→ THE REQUEST:
Filter the entries below, keeping only lines with the word "输出轴转速".

Data entries:
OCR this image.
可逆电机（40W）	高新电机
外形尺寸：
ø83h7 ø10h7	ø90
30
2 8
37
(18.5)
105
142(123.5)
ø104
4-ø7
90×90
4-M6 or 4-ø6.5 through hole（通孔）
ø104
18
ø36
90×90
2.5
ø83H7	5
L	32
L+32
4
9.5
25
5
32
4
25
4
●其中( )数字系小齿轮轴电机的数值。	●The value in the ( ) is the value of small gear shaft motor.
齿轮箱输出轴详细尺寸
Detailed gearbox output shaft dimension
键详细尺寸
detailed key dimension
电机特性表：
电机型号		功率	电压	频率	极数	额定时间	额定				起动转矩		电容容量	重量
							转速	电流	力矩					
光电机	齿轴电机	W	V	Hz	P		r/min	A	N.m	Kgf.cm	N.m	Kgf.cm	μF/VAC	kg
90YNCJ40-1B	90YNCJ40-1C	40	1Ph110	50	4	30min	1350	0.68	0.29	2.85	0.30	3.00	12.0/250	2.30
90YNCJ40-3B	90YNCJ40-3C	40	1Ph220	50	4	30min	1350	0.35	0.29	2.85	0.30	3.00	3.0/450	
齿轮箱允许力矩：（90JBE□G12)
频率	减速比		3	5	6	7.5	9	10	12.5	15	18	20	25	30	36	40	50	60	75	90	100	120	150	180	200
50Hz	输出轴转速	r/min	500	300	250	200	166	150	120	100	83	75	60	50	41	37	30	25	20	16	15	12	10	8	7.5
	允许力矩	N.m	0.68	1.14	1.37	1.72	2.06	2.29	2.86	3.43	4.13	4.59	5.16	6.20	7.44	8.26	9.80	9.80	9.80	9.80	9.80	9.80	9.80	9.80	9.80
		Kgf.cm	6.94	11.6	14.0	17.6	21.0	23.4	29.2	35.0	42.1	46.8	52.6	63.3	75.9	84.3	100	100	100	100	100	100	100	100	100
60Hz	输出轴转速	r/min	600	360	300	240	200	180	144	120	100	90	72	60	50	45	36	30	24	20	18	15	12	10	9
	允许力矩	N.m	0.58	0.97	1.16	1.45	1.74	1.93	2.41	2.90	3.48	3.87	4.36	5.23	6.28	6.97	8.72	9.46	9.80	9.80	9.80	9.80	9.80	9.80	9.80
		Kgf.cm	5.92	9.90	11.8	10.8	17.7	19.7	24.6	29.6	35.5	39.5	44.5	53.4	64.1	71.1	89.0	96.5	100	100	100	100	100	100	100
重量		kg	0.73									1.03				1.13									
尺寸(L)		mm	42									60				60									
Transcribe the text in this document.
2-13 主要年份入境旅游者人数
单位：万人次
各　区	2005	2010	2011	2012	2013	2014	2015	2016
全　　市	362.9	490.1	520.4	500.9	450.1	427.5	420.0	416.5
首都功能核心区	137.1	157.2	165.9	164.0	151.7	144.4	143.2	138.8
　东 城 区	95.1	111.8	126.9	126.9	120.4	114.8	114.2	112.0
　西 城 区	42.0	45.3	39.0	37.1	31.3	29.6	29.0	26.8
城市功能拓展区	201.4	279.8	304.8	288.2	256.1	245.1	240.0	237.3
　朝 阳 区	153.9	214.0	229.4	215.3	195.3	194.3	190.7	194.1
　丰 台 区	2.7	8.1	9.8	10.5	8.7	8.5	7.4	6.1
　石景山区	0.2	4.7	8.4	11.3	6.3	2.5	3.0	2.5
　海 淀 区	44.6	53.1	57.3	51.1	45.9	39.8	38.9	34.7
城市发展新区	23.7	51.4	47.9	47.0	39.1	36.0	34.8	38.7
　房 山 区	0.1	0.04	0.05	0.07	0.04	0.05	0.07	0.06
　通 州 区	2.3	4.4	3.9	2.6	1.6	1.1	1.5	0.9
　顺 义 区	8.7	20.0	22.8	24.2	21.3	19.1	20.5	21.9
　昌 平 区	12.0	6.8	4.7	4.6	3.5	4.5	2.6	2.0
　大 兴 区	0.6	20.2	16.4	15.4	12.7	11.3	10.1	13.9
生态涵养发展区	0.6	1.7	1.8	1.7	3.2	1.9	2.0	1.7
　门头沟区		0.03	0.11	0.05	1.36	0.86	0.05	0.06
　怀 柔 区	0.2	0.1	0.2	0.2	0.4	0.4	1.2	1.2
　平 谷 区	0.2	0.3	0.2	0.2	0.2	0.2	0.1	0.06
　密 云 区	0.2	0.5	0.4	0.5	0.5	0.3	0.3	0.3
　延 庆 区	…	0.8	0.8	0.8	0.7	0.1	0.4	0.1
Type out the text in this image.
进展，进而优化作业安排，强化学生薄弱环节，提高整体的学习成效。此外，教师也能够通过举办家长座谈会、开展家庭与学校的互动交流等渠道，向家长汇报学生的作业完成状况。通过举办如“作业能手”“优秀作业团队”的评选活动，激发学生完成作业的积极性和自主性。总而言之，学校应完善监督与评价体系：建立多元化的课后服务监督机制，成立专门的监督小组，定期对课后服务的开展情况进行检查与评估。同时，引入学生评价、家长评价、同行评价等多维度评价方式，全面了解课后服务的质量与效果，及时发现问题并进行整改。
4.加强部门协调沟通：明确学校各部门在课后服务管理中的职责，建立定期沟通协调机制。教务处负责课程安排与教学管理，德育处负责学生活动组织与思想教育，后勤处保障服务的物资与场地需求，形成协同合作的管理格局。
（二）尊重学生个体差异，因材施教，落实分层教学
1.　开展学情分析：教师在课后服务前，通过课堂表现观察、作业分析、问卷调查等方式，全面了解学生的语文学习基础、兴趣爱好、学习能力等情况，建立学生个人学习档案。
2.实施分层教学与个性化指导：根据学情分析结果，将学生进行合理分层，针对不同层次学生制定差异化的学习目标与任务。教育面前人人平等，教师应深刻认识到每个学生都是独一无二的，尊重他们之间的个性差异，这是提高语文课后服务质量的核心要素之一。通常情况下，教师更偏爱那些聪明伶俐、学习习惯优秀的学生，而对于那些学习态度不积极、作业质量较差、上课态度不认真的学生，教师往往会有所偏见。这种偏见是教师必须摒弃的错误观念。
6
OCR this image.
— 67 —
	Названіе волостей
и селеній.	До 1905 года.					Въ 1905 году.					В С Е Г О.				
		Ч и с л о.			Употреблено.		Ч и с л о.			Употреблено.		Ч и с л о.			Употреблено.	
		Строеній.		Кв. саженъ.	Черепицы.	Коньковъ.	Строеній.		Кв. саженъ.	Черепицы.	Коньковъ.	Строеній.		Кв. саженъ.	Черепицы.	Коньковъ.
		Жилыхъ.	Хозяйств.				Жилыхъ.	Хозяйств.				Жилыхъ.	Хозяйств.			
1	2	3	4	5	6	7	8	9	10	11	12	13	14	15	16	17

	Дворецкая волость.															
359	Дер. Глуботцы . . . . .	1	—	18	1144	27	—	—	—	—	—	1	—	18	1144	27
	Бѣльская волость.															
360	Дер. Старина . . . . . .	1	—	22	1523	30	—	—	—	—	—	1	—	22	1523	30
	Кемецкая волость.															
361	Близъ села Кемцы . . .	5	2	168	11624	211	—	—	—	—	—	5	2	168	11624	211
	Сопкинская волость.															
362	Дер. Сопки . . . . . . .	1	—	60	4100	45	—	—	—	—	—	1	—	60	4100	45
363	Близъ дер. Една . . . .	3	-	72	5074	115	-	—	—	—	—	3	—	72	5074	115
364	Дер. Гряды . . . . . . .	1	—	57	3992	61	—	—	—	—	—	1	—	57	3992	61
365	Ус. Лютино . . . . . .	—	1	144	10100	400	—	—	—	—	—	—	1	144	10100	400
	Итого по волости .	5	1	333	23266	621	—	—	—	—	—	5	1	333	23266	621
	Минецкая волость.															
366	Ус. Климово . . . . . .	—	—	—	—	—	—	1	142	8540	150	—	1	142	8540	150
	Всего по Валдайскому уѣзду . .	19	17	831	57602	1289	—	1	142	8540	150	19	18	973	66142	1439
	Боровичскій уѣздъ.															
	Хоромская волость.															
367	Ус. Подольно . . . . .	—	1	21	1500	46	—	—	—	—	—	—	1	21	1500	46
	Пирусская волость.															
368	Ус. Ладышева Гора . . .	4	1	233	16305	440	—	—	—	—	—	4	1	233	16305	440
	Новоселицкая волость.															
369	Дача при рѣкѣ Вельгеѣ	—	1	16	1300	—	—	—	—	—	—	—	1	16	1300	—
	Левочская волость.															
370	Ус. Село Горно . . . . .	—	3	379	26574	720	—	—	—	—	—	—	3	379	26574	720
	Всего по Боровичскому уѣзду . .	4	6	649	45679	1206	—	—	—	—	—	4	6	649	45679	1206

→ EXERCISE OUTPUT:
50Hz	输出轴转速	r/min	500	300	250	200	166	150	120	100	83	75	60	50	41	37	30	25	20	16	15	12	10	8	7.5
60Hz	输出轴转速	r/min	600	360	300	240	200	180	144	120	100	90	72	60	50	45	36	30	24	20	18	15	12	10	9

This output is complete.